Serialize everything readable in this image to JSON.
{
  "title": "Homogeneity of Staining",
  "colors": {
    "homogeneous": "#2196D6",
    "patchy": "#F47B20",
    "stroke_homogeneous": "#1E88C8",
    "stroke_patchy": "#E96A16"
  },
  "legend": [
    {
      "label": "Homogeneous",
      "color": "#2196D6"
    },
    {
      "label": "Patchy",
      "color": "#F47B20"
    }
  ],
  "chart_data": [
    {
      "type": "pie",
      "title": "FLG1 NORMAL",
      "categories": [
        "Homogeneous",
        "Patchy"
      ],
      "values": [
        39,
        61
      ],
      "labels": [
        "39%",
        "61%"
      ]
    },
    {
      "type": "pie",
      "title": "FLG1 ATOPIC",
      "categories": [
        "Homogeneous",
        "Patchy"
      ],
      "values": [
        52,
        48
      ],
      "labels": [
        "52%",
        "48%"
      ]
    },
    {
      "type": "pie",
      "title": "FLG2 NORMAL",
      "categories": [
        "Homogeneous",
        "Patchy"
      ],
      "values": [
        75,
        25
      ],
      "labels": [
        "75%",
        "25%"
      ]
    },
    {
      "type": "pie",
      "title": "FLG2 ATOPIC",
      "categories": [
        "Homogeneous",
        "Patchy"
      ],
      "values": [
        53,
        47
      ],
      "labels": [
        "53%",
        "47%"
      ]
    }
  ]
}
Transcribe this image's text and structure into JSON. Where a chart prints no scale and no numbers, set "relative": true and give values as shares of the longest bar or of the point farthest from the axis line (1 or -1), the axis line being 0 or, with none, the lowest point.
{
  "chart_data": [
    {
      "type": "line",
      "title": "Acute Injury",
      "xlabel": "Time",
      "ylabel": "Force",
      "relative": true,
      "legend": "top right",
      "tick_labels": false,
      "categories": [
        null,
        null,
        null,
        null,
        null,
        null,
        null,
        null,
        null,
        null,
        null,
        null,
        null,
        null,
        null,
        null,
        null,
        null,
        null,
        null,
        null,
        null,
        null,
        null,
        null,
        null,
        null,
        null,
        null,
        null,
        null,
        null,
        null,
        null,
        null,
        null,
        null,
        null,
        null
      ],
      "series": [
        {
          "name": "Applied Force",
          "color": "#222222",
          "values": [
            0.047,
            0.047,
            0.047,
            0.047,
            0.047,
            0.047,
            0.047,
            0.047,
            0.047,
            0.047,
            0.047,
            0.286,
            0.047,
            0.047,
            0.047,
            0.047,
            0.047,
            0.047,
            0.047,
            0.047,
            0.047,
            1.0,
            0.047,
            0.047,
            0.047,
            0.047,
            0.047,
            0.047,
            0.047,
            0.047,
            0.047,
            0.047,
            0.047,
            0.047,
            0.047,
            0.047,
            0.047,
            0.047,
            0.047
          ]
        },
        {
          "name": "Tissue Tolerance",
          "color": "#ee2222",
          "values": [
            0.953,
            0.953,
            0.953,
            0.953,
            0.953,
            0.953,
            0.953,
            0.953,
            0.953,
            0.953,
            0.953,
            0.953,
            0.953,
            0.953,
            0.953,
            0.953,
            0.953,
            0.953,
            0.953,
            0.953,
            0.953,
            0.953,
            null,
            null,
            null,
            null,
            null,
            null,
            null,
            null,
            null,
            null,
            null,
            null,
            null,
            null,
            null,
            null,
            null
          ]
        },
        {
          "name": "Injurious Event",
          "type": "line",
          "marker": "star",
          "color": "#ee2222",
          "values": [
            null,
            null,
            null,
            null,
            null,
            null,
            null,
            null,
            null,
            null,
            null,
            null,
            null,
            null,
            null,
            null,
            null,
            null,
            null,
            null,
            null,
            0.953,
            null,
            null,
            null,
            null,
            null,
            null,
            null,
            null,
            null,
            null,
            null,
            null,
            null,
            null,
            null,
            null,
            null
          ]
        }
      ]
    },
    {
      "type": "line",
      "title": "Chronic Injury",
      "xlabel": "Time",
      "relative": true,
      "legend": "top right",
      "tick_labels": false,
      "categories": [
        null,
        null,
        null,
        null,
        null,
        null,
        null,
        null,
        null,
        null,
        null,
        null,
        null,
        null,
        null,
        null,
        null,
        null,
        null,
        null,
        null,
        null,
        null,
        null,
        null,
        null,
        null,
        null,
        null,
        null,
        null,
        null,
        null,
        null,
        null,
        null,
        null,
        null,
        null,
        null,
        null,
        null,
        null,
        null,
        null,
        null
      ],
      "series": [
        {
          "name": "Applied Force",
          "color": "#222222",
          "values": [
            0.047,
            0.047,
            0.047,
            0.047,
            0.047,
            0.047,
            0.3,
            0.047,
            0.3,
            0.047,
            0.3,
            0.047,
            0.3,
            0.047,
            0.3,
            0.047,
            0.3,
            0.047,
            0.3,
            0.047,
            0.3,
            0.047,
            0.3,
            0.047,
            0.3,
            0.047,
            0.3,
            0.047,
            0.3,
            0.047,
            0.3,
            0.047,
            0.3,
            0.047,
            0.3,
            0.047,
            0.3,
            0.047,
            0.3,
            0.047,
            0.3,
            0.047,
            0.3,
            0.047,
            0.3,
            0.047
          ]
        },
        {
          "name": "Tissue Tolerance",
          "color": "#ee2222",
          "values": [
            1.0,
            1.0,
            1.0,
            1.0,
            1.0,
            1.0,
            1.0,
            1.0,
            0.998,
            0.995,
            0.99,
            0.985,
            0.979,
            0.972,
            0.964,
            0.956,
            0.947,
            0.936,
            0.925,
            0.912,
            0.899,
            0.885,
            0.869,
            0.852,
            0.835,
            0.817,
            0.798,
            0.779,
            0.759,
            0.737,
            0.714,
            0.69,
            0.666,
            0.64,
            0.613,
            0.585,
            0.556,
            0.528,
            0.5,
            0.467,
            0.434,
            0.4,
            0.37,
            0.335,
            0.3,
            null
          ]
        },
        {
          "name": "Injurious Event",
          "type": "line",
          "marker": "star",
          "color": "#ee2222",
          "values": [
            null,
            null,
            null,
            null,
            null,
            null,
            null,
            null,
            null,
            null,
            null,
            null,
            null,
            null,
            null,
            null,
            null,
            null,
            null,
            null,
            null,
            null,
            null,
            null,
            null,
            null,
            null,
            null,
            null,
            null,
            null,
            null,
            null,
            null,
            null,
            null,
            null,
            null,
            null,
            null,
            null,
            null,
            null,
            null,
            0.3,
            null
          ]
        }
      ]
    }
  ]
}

------------------------------------

Reply with one number only, the count of lines above that hold the string "this".

2